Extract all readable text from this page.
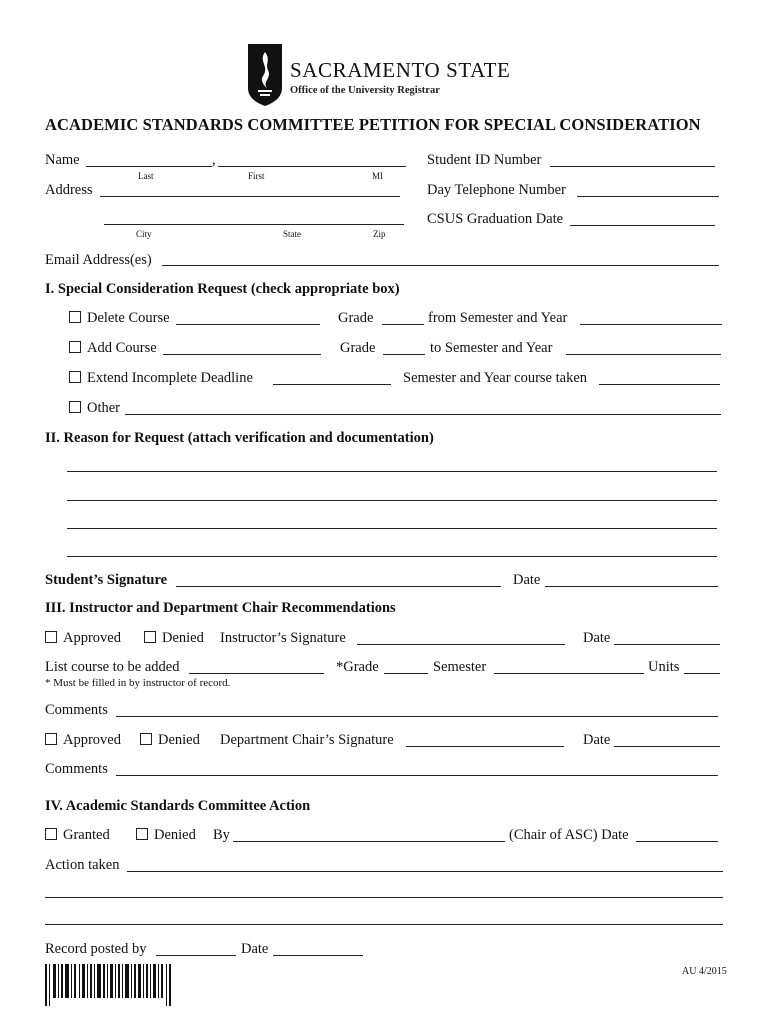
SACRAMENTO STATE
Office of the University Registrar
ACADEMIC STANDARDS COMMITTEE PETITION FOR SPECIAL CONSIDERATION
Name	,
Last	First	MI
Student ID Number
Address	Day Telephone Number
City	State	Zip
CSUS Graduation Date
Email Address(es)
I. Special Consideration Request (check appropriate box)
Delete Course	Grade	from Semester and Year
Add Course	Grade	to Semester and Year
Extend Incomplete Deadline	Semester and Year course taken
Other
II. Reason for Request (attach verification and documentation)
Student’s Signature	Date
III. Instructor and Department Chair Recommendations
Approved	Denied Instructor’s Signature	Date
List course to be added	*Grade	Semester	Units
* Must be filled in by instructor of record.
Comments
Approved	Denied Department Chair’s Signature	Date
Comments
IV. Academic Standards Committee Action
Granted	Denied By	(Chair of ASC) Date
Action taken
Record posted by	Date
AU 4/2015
::::
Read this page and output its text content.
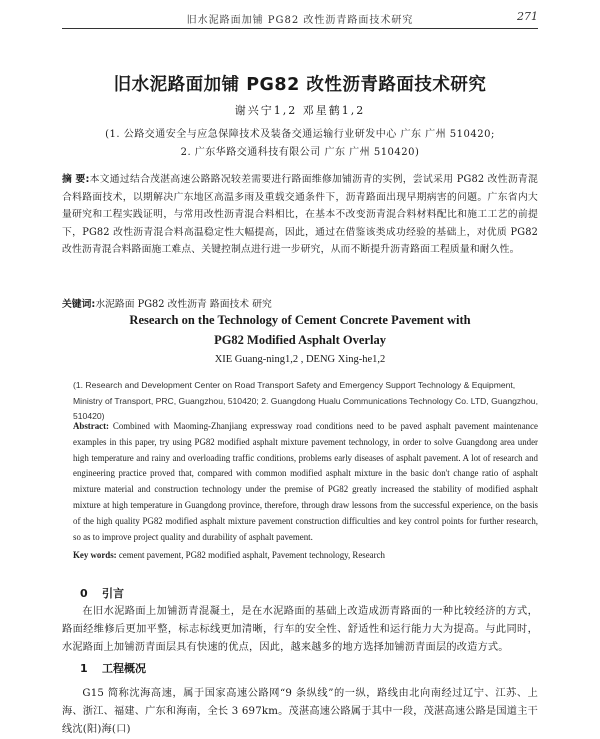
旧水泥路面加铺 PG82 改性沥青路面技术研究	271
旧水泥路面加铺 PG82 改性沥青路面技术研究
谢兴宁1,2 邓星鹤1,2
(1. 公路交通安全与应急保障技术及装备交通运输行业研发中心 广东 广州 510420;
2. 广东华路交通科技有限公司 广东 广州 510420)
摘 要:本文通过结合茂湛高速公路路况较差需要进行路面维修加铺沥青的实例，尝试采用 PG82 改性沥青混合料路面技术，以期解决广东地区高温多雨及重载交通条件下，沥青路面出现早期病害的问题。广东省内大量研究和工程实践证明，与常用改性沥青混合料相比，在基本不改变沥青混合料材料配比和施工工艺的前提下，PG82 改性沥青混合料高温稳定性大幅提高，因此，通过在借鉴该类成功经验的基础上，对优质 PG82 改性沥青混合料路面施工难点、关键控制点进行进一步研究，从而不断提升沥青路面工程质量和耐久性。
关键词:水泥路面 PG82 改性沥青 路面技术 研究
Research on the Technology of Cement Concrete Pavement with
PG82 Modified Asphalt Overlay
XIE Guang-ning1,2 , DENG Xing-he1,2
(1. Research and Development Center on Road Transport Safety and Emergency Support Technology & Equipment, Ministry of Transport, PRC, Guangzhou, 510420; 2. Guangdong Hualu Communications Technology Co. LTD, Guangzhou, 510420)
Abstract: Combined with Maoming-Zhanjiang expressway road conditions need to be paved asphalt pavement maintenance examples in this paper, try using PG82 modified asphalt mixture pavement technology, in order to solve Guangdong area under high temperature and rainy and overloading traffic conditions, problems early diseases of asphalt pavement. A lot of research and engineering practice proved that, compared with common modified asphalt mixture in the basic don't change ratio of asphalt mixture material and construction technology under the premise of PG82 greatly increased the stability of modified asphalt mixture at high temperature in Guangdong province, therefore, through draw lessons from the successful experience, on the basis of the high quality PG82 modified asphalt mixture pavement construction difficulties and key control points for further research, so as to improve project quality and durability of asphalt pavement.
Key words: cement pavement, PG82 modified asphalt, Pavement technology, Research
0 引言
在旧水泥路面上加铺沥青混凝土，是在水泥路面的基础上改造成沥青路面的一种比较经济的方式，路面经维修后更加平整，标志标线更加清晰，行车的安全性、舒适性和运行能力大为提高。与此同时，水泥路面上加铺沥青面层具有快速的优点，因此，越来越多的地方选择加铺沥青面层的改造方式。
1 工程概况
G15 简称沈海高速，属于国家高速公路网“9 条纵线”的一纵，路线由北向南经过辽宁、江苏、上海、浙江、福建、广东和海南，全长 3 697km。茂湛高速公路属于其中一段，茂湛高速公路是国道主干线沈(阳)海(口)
::::
**Exercise details**
Give the count of lines in the listing that hold the word "Signature", with no other text.

**Answer**
3